* What to produce *
Produce an exact copy of all the data below, dropping every image.

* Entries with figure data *
↓

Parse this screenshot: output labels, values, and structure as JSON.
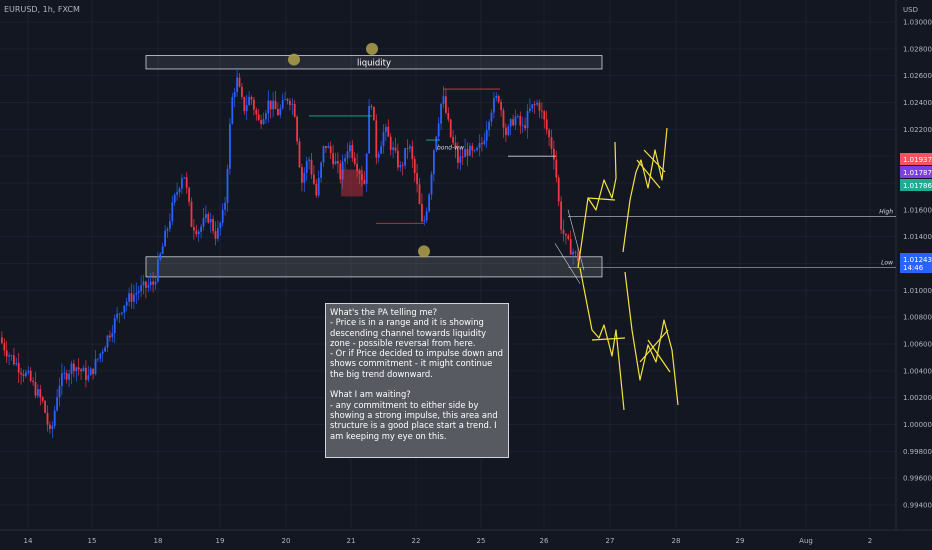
{
  "header": {
    "symbol_line": "EURUSD, 1h, FXCM"
  },
  "chart_data": {
    "type": "candlestick",
    "symbol": "EURUSD",
    "timeframe": "1h",
    "broker": "FXCM",
    "currency_label": "USD",
    "ylim": [
      0.9925,
      1.031
    ],
    "y_ticks": [
      "1.03000",
      "1.02800",
      "1.02600",
      "1.02400",
      "1.02200",
      "1.02000",
      "1.01800",
      "1.01600",
      "1.01400",
      "1.01200",
      "1.01000",
      "1.00800",
      "1.00600",
      "1.00400",
      "1.00200",
      "1.00000",
      "0.99800",
      "0.99600",
      "0.99400"
    ],
    "x_ticks": [
      "14",
      "15",
      "18",
      "19",
      "20",
      "21",
      "22",
      "25",
      "26",
      "27",
      "28",
      "29",
      "Aug",
      "2"
    ],
    "price_badges": [
      {
        "label": "1.01937",
        "price": 1.01937,
        "color": "#f7525f"
      },
      {
        "label": "1.01787",
        "price": 1.01787,
        "color": "#7b3fe4"
      },
      {
        "label": "1.01786",
        "price": 1.01786,
        "color": "#22ab94"
      },
      {
        "label": "1.01243",
        "label2": "14:46",
        "price": 1.01243,
        "color": "#2962ff"
      }
    ],
    "zones": [
      {
        "name": "liquidity",
        "label": "liquidity",
        "top": 1.0275,
        "bottom": 1.0265
      },
      {
        "name": "support",
        "label": "",
        "top": 1.0125,
        "bottom": 1.011
      }
    ],
    "levels": [
      {
        "label": "High",
        "price": 1.0155
      },
      {
        "label": "Low",
        "price": 1.0117
      }
    ],
    "bos_label": "bond-ww",
    "candle_color_up": "#2962ff",
    "candle_color_down": "#f23645"
  },
  "note": {
    "text": "What's the PA telling me?\n- Price is in a range and it is showing descending channel towards liquidity zone - possible reversal from here.\n- Or if Price decided to impulse down and shows commitment - it might continue the big trend downward.\n\nWhat I am waiting?\n- any commitment to either side by showing a strong impulse, this area and structure is a good place start a trend. I am keeping my eye on this."
  }
}
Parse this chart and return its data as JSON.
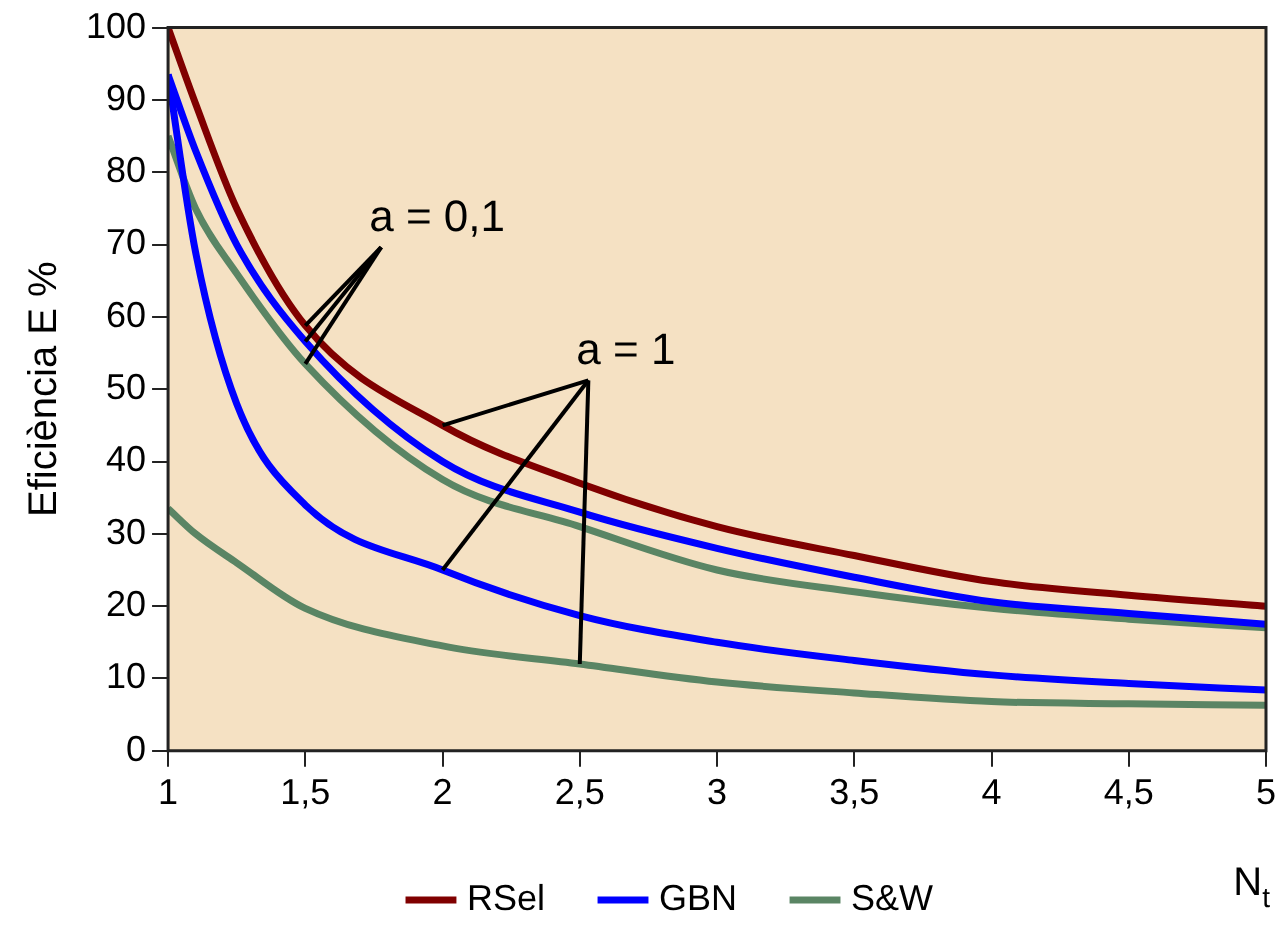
{
  "chart_data": {
    "type": "line",
    "xlabel": "N$_{t}$",
    "ylabel": "Eficiència E %",
    "x": [
      1,
      1.1,
      1.25,
      1.5,
      2,
      2.5,
      3,
      3.5,
      4,
      4.5,
      5
    ],
    "series": [
      {
        "name": "RSel",
        "color": "#800000",
        "values": [
          100,
          89.5,
          75,
          58.8,
          45,
          37,
          31,
          27,
          23.4,
          21.5,
          20
        ]
      },
      {
        "name": "GBN",
        "color": "#0000ff",
        "values": [
          93.5,
          83,
          70,
          56.6,
          40,
          33,
          28,
          24,
          20.6,
          19,
          17.5
        ]
      },
      {
        "color": "#0000ff",
        "values": [
          93.5,
          69,
          48,
          34,
          25,
          18.7,
          15,
          12.5,
          10.5,
          9.3,
          8.4
        ]
      },
      {
        "name": "S&W",
        "color": "#5a8564",
        "values": [
          85,
          75,
          66,
          53.5,
          37.5,
          31,
          25,
          22,
          19.7,
          18.2,
          17
        ]
      },
      {
        "color": "#5a8564",
        "values": [
          33.5,
          30,
          26,
          19.7,
          14.5,
          12,
          9.5,
          8,
          6.8,
          6.5,
          6.3
        ]
      }
    ],
    "annotations": [
      {
        "text": "a = 0,1",
        "x": 1.5,
        "y": 58.8
      },
      {
        "text": "a = 1",
        "x": 2,
        "y": 45
      }
    ],
    "xlim": [
      1,
      5
    ],
    "xticks": [
      1,
      {
        "value": 1.5,
        "label": "1,5"
      },
      2,
      {
        "value": 2.5,
        "label": "2,5"
      },
      3,
      {
        "value": 3.5,
        "label": "3,5"
      },
      4,
      {
        "value": 4.5,
        "label": "4,5"
      },
      5
    ],
    "ylim": [
      0,
      100
    ],
    "yticks": [
      0,
      10,
      20,
      30,
      40,
      50,
      60,
      70,
      80,
      90,
      100
    ],
    "legend": "bottom",
    "marker": "none",
    "line_style": "solid"
  }
}
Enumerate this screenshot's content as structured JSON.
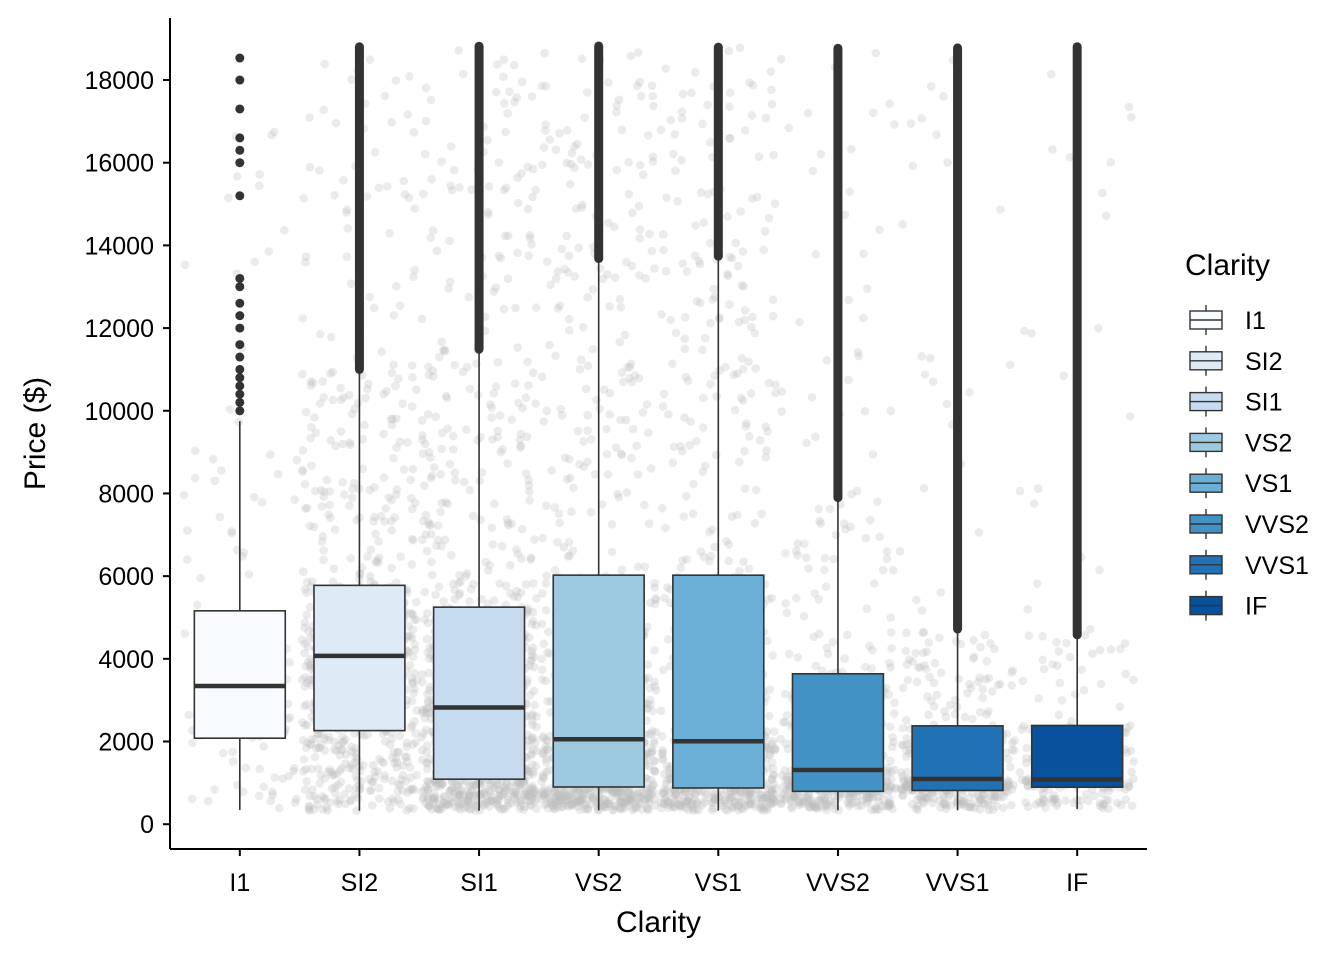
{
  "chart_data": {
    "type": "box",
    "xlabel": "Clarity",
    "ylabel": "Price ($)",
    "ylim": [
      -600,
      19500
    ],
    "yticks": [
      0,
      2000,
      4000,
      6000,
      8000,
      10000,
      12000,
      14000,
      16000,
      18000
    ],
    "categories": [
      "I1",
      "SI2",
      "SI1",
      "VS2",
      "VS1",
      "VVS2",
      "VVS1",
      "IF"
    ],
    "legend": {
      "title": "Clarity",
      "position": "right"
    },
    "grid": false,
    "jitter_color": "#bdbdbd",
    "outlier_color": "#333333",
    "boxes": [
      {
        "category": "I1",
        "fill": "#f7fbff",
        "whisker_low": 345,
        "q1": 2080,
        "median": 3344,
        "q3": 5161,
        "whisker_high": 9750,
        "max": 18531,
        "outliers": [
          10000,
          10200,
          10400,
          10600,
          10800,
          11000,
          11300,
          11600,
          12000,
          12300,
          12600,
          13000,
          13200,
          15200,
          16000,
          16300,
          16600,
          17300,
          18000,
          18531
        ]
      },
      {
        "category": "SI2",
        "fill": "#deebf7",
        "whisker_low": 326,
        "q1": 2264,
        "median": 4072,
        "q3": 5777,
        "whisker_high": 11000,
        "max": 18804
      },
      {
        "category": "SI1",
        "fill": "#c6dbef",
        "whisker_low": 326,
        "q1": 1089,
        "median": 2822,
        "q3": 5250,
        "whisker_high": 11490,
        "max": 18818
      },
      {
        "category": "VS2",
        "fill": "#9ecae1",
        "whisker_low": 334,
        "q1": 900,
        "median": 2054,
        "q3": 6024,
        "whisker_high": 13680,
        "max": 18823
      },
      {
        "category": "VS1",
        "fill": "#6baed6",
        "whisker_low": 327,
        "q1": 876,
        "median": 2005,
        "q3": 6023,
        "whisker_high": 13740,
        "max": 18795
      },
      {
        "category": "VVS2",
        "fill": "#4292c6",
        "whisker_low": 336,
        "q1": 794,
        "median": 1311,
        "q3": 3638,
        "whisker_high": 7900,
        "max": 18768
      },
      {
        "category": "VVS1",
        "fill": "#2171b5",
        "whisker_low": 336,
        "q1": 816,
        "median": 1093,
        "q3": 2379,
        "whisker_high": 4720,
        "max": 18777
      },
      {
        "category": "IF",
        "fill": "#08519c",
        "whisker_low": 369,
        "q1": 895,
        "median": 1080,
        "q3": 2388,
        "whisker_high": 4580,
        "max": 18806
      }
    ]
  }
}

↑

* Output of the task *
Parse this screenshot: output labels, values, and structure as JSON.
{
  "header": {
    "symbol_line": "EURUSD, 1h, FXCM"
  },
  "chart_data": {
    "type": "candlestick",
    "symbol": "EURUSD",
    "timeframe": "1h",
    "broker": "FXCM",
    "currency_label": "USD",
    "ylim": [
      0.9925,
      1.031
    ],
    "y_ticks": [
      "1.03000",
      "1.02800",
      "1.02600",
      "1.02400",
      "1.02200",
      "1.02000",
      "1.01800",
      "1.01600",
      "1.01400",
      "1.01200",
      "1.01000",
      "1.00800",
      "1.00600",
      "1.00400",
      "1.00200",
      "1.00000",
      "0.99800",
      "0.99600",
      "0.99400"
    ],
    "x_ticks": [
      "14",
      "15",
      "18",
      "19",
      "20",
      "21",
      "22",
      "25",
      "26",
      "27",
      "28",
      "29",
      "Aug",
      "2"
    ],
    "price_badges": [
      {
        "label": "1.01937",
        "price": 1.01937,
        "color": "#f7525f"
      },
      {
        "label": "1.01787",
        "price": 1.01787,
        "color": "#7b3fe4"
      },
      {
        "label": "1.01786",
        "price": 1.01786,
        "color": "#22ab94"
      },
      {
        "label": "1.01243",
        "label2": "14:46",
        "price": 1.01243,
        "color": "#2962ff"
      }
    ],
    "zones": [
      {
        "name": "liquidity",
        "label": "liquidity",
        "top": 1.0275,
        "bottom": 1.0265
      },
      {
        "name": "support",
        "label": "",
        "top": 1.0125,
        "bottom": 1.011
      }
    ],
    "levels": [
      {
        "label": "High",
        "price": 1.0155
      },
      {
        "label": "Low",
        "price": 1.0117
      }
    ],
    "bos_label": "bond-ww",
    "candle_color_up": "#2962ff",
    "candle_color_down": "#f23645"
  },
  "note": {
    "text": "What's the PA telling me?\n- Price is in a range and it is showing descending channel towards liquidity zone - possible reversal from here.\n- Or if Price decided to impulse down and shows commitment - it might continue the big trend downward.\n\nWhat I am waiting?\n- any commitment to either side by showing a strong impulse, this area and structure is a good place start a trend. I am keeping my eye on this."
  }
}
Parse this chart and return its data as JSON.
{
  "chart_data": {
    "type": "line",
    "xlabel": "N$_{t}$",
    "ylabel": "Eficiència E %",
    "x": [
      1,
      1.1,
      1.25,
      1.5,
      2,
      2.5,
      3,
      3.5,
      4,
      4.5,
      5
    ],
    "series": [
      {
        "name": "RSel",
        "color": "#800000",
        "values": [
          100,
          89.5,
          75,
          58.8,
          45,
          37,
          31,
          27,
          23.4,
          21.5,
          20
        ]
      },
      {
        "name": "GBN",
        "color": "#0000ff",
        "values": [
          93.5,
          83,
          70,
          56.6,
          40,
          33,
          28,
          24,
          20.6,
          19,
          17.5
        ]
      },
      {
        "color": "#0000ff",
        "values": [
          93.5,
          69,
          48,
          34,
          25,
          18.7,
          15,
          12.5,
          10.5,
          9.3,
          8.4
        ]
      },
      {
        "name": "S&W",
        "color": "#5a8564",
        "values": [
          85,
          75,
          66,
          53.5,
          37.5,
          31,
          25,
          22,
          19.7,
          18.2,
          17
        ]
      },
      {
        "color": "#5a8564",
        "values": [
          33.5,
          30,
          26,
          19.7,
          14.5,
          12,
          9.5,
          8,
          6.8,
          6.5,
          6.3
        ]
      }
    ],
    "annotations": [
      {
        "text": "a = 0,1",
        "x": 1.5,
        "y": 58.8
      },
      {
        "text": "a = 1",
        "x": 2,
        "y": 45
      }
    ],
    "xlim": [
      1,
      5
    ],
    "xticks": [
      1,
      {
        "value": 1.5,
        "label": "1,5"
      },
      2,
      {
        "value": 2.5,
        "label": "2,5"
      },
      3,
      {
        "value": 3.5,
        "label": "3,5"
      },
      4,
      {
        "value": 4.5,
        "label": "4,5"
      },
      5
    ],
    "ylim": [
      0,
      100
    ],
    "yticks": [
      0,
      10,
      20,
      30,
      40,
      50,
      60,
      70,
      80,
      90,
      100
    ],
    "legend": "bottom",
    "marker": "none",
    "line_style": "solid"
  }
}
Enumerate this screenshot's content as structured JSON.
{
  "chart_data": {
    "type": "box",
    "xlabel": "Clarity",
    "ylabel": "Price ($)",
    "ylim": [
      -600,
      19500
    ],
    "yticks": [
      0,
      2000,
      4000,
      6000,
      8000,
      10000,
      12000,
      14000,
      16000,
      18000
    ],
    "categories": [
      "I1",
      "SI2",
      "SI1",
      "VS2",
      "VS1",
      "VVS2",
      "VVS1",
      "IF"
    ],
    "legend": {
      "title": "Clarity",
      "position": "right"
    },
    "grid": false,
    "jitter_color": "#bdbdbd",
    "outlier_color": "#333333",
    "boxes": [
      {
        "category": "I1",
        "fill": "#f7fbff",
        "whisker_low": 345,
        "q1": 2080,
        "median": 3344,
        "q3": 5161,
        "whisker_high": 9750,
        "max": 18531,
        "outliers": [
          10000,
          10200,
          10400,
          10600,
          10800,
          11000,
          11300,
          11600,
          12000,
          12300,
          12600,
          13000,
          13200,
          15200,
          16000,
          16300,
          16600,
          17300,
          18000,
          18531
        ]
      },
      {
        "category": "SI2",
        "fill": "#deebf7",
        "whisker_low": 326,
        "q1": 2264,
        "median": 4072,
        "q3": 5777,
        "whisker_high": 11000,
        "max": 18804
      },
      {
        "category": "SI1",
        "fill": "#c6dbef",
        "whisker_low": 326,
        "q1": 1089,
        "median": 2822,
        "q3": 5250,
        "whisker_high": 11490,
        "max": 18818
      },
      {
        "category": "VS2",
        "fill": "#9ecae1",
        "whisker_low": 334,
        "q1": 900,
        "median": 2054,
        "q3": 6024,
        "whisker_high": 13680,
        "max": 18823
      },
      {
        "category": "VS1",
        "fill": "#6baed6",
        "whisker_low": 327,
        "q1": 876,
        "median": 2005,
        "q3": 6023,
        "whisker_high": 13740,
        "max": 18795
      },
      {
        "category": "VVS2",
        "fill": "#4292c6",
        "whisker_low": 336,
        "q1": 794,
        "median": 1311,
        "q3": 3638,
        "whisker_high": 7900,
        "max": 18768
      },
      {
        "category": "VVS1",
        "fill": "#2171b5",
        "whisker_low": 336,
        "q1": 816,
        "median": 1093,
        "q3": 2379,
        "whisker_high": 4720,
        "max": 18777
      },
      {
        "category": "IF",
        "fill": "#08519c",
        "whisker_low": 369,
        "q1": 895,
        "median": 1080,
        "q3": 2388,
        "whisker_high": 4580,
        "max": 18806
      }
    ]
  }
}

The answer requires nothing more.